Dataset
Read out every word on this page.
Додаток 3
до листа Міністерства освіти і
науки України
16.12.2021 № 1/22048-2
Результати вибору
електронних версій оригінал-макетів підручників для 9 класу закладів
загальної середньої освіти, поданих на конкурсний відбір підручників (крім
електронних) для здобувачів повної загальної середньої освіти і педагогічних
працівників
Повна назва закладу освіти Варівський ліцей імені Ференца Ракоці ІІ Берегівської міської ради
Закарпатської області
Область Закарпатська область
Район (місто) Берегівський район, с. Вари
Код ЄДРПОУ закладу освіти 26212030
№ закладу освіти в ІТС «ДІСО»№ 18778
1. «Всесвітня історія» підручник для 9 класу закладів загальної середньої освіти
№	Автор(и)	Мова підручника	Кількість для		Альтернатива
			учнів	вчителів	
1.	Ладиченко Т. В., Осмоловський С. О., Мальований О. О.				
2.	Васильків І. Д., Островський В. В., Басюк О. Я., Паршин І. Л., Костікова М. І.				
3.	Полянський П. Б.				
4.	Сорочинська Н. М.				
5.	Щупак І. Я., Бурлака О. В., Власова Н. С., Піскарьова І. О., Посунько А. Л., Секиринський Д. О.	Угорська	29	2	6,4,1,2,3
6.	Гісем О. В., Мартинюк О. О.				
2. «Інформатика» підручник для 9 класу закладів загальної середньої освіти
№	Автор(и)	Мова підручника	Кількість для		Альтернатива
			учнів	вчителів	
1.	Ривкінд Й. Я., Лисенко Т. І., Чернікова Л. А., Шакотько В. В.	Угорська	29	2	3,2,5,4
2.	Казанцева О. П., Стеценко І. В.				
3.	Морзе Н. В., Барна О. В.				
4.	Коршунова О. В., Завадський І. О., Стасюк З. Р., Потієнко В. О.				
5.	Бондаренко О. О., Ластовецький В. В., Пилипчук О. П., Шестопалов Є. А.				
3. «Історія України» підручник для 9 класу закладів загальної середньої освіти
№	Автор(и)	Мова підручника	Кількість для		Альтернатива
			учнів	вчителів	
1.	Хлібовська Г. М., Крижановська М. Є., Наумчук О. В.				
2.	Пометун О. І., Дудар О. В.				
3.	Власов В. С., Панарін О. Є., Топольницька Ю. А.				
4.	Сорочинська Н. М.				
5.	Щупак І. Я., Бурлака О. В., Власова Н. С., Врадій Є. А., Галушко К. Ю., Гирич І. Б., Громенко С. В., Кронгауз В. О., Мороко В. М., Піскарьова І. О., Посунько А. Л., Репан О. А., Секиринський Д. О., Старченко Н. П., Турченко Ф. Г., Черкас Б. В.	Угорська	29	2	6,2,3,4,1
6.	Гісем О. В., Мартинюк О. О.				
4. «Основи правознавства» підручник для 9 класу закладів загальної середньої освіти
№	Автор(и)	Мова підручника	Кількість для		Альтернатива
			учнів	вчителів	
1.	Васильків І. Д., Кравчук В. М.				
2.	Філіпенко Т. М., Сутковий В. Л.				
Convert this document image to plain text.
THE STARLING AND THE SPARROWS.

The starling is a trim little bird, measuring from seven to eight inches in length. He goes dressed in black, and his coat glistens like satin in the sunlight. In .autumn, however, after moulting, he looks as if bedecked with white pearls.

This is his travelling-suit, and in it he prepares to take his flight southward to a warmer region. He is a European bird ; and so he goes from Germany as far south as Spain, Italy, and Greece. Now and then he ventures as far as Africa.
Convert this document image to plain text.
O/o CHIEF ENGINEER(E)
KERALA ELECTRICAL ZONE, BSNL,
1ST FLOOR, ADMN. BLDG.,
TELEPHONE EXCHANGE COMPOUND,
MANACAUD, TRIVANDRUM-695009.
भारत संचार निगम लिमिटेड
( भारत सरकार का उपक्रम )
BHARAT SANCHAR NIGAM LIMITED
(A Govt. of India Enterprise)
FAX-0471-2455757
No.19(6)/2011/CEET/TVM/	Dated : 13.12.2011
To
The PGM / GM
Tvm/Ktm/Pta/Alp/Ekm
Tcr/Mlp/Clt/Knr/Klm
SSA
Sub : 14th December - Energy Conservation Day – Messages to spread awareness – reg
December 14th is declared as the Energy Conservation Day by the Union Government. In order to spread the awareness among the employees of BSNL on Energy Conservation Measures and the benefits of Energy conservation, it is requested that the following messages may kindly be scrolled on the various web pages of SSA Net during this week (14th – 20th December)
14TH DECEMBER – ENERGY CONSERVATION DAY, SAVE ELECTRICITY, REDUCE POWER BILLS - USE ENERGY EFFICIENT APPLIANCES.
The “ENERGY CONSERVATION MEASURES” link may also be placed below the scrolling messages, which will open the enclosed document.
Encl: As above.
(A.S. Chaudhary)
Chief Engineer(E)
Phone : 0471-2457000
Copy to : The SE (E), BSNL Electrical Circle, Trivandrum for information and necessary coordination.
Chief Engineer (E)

Exercise aim
Copy each line that holds the word "Бурлака".

Worked solution
5.	Щупак І. Я., Бурлака О. В., Власова Н. С., Піскарьова І. О., Посунько А. Л., Секиринський Д. О.	Угорська	29	2	6,4,1,2,3
5.	Щупак І. Я., Бурлака О. В., Власова Н. С., Врадій Є. А., Галушко К. Ю., Гирич І. Б., Громенко С. В., Кронгауз В. О., Мороко В. М., Піскарьова І. О., Посунько А. Л., Репан О. А., Секиринський Д. О., Старченко Н. П., Турченко Ф. Г., Черкас Б. В.	Угорська	29	2	6,2,3,4,1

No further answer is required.